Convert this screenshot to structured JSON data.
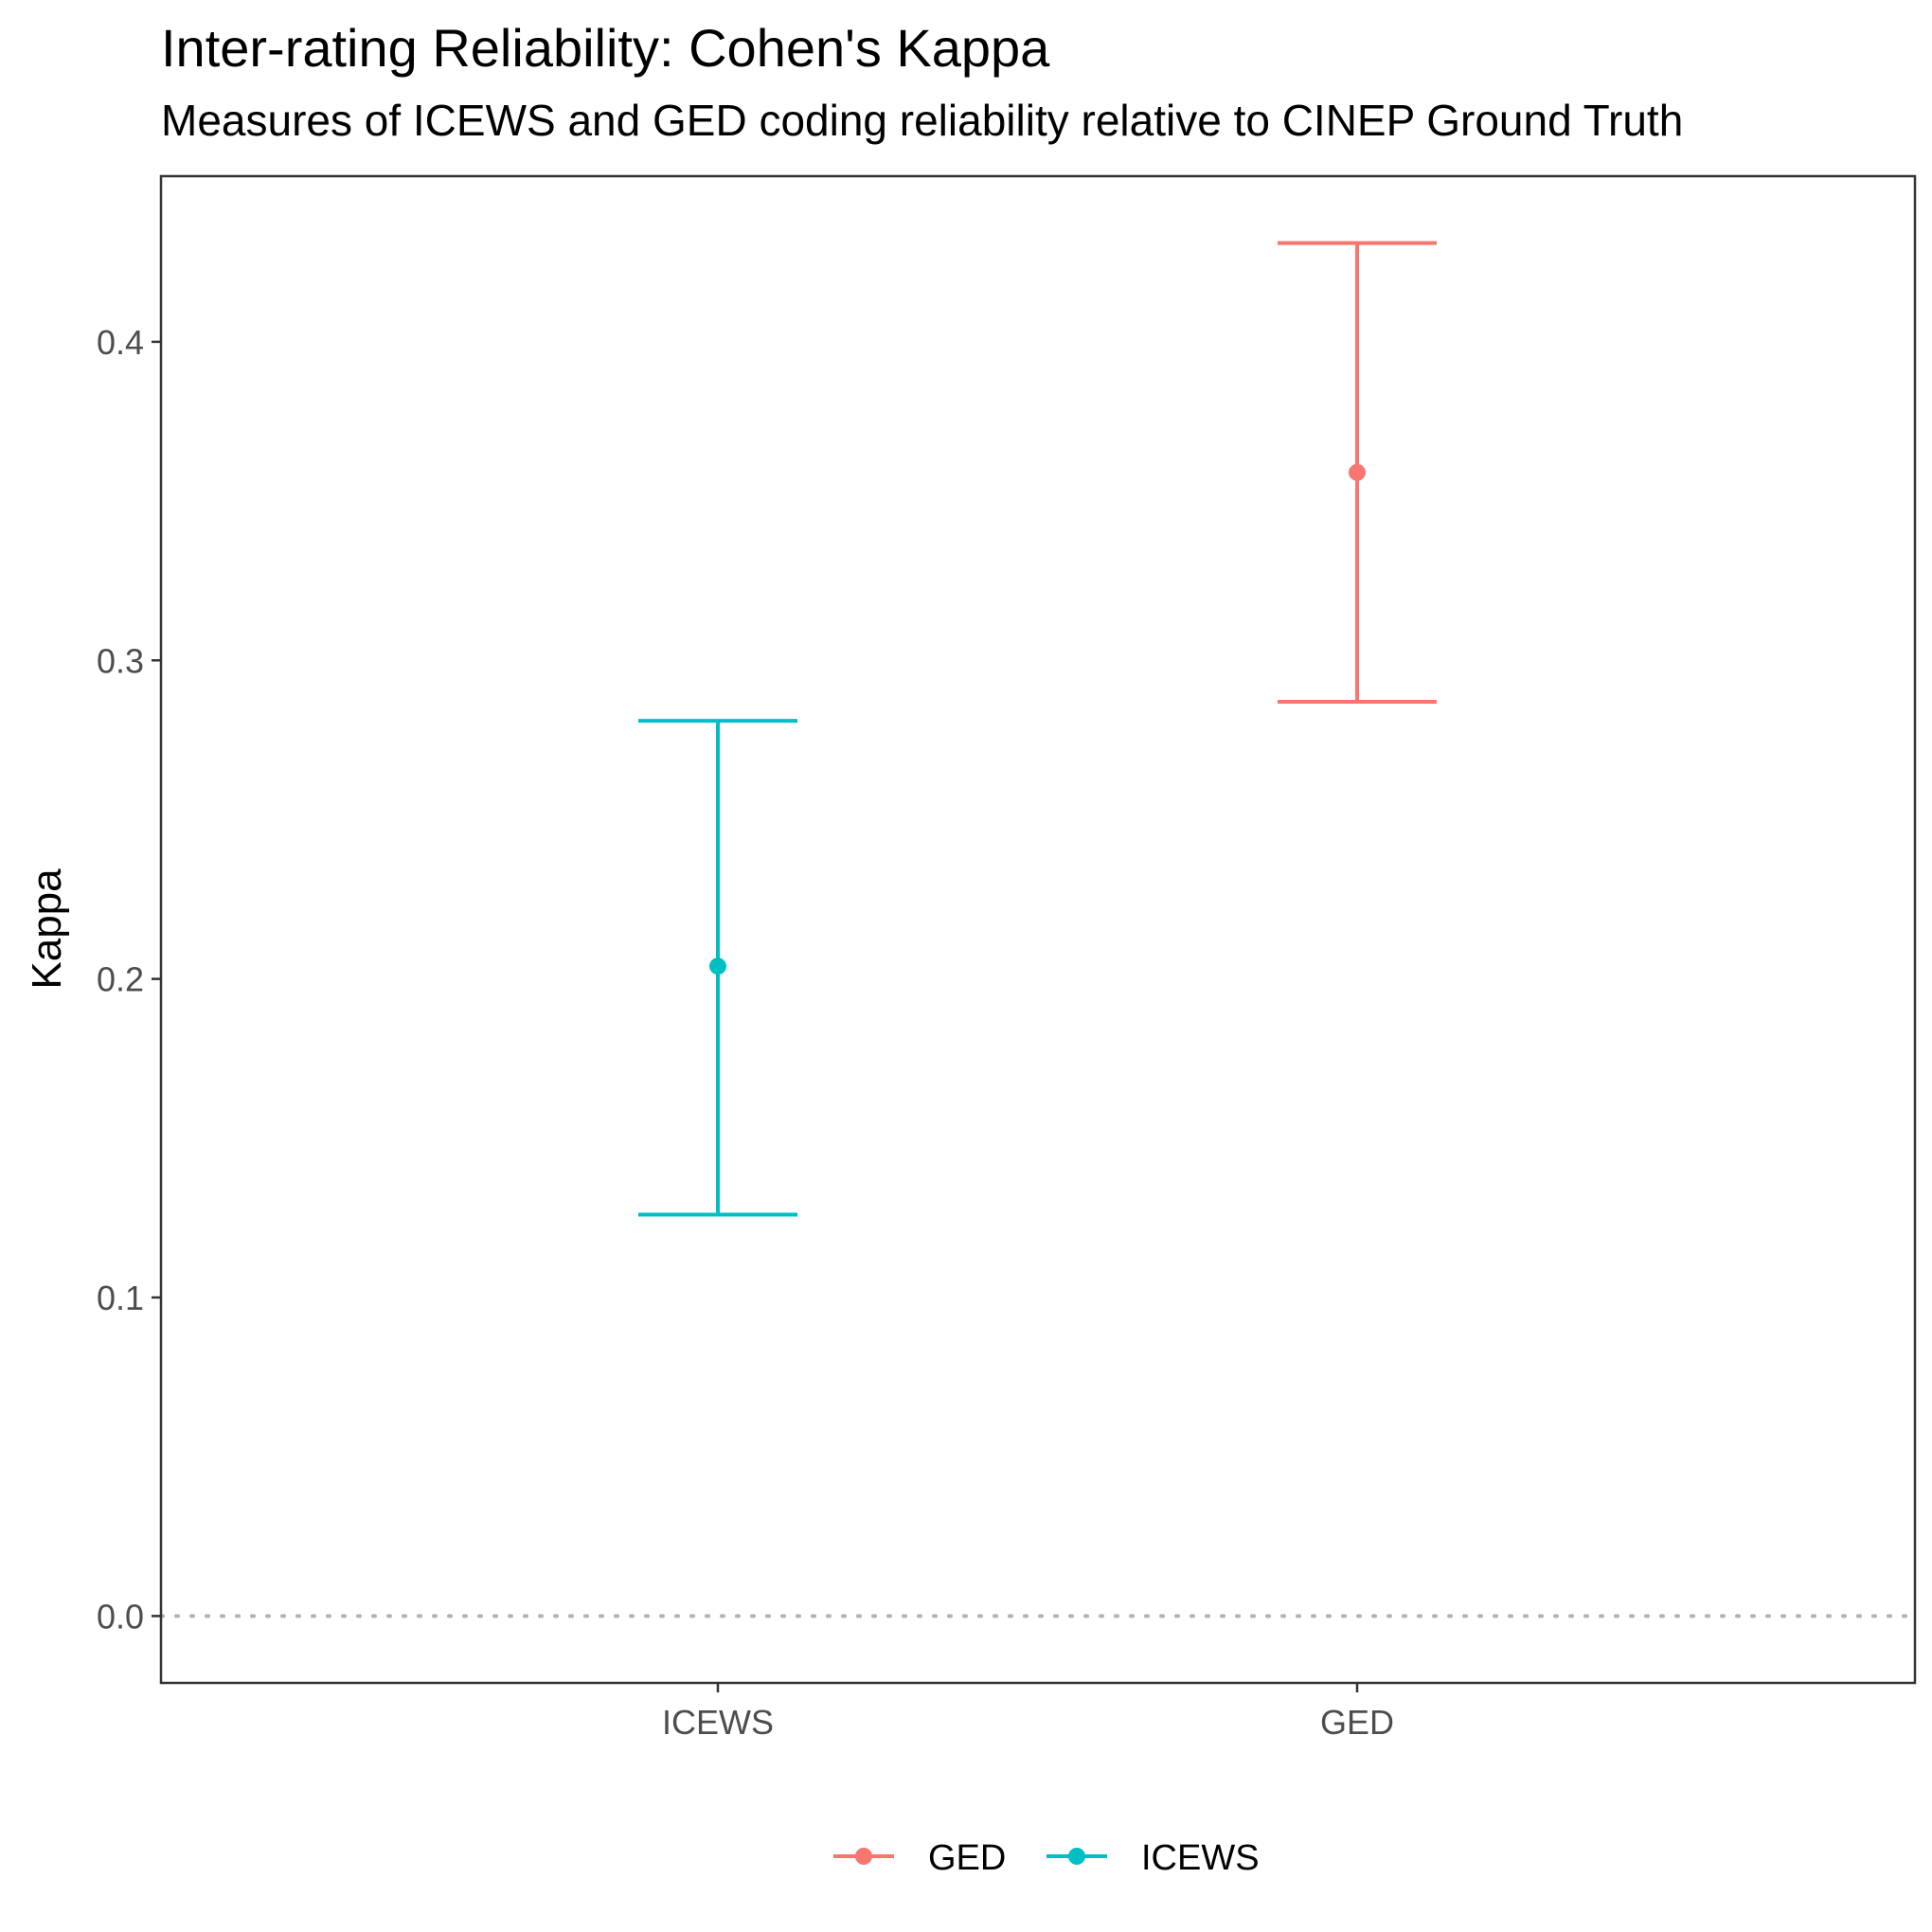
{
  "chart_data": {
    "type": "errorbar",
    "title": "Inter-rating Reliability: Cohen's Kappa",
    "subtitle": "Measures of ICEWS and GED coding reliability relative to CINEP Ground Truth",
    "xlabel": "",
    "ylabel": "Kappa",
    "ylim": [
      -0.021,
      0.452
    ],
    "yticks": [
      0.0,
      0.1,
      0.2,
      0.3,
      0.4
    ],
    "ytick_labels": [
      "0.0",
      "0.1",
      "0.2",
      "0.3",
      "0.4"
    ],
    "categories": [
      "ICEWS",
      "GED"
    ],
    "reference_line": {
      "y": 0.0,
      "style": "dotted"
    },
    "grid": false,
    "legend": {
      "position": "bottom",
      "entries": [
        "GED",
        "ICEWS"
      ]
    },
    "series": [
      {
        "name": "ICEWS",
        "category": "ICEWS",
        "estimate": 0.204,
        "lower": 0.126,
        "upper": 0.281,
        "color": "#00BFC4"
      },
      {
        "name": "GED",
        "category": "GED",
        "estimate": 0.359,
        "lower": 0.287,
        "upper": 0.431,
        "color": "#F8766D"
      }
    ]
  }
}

* [EXERCISE REQUIREMENTS]:
Working from the entries above, return all lines that contain "Kappa".

* [WORKED ANSWER]:
    "title": "Inter-rating Reliability: Cohen's Kappa",
    "ylabel": "Kappa",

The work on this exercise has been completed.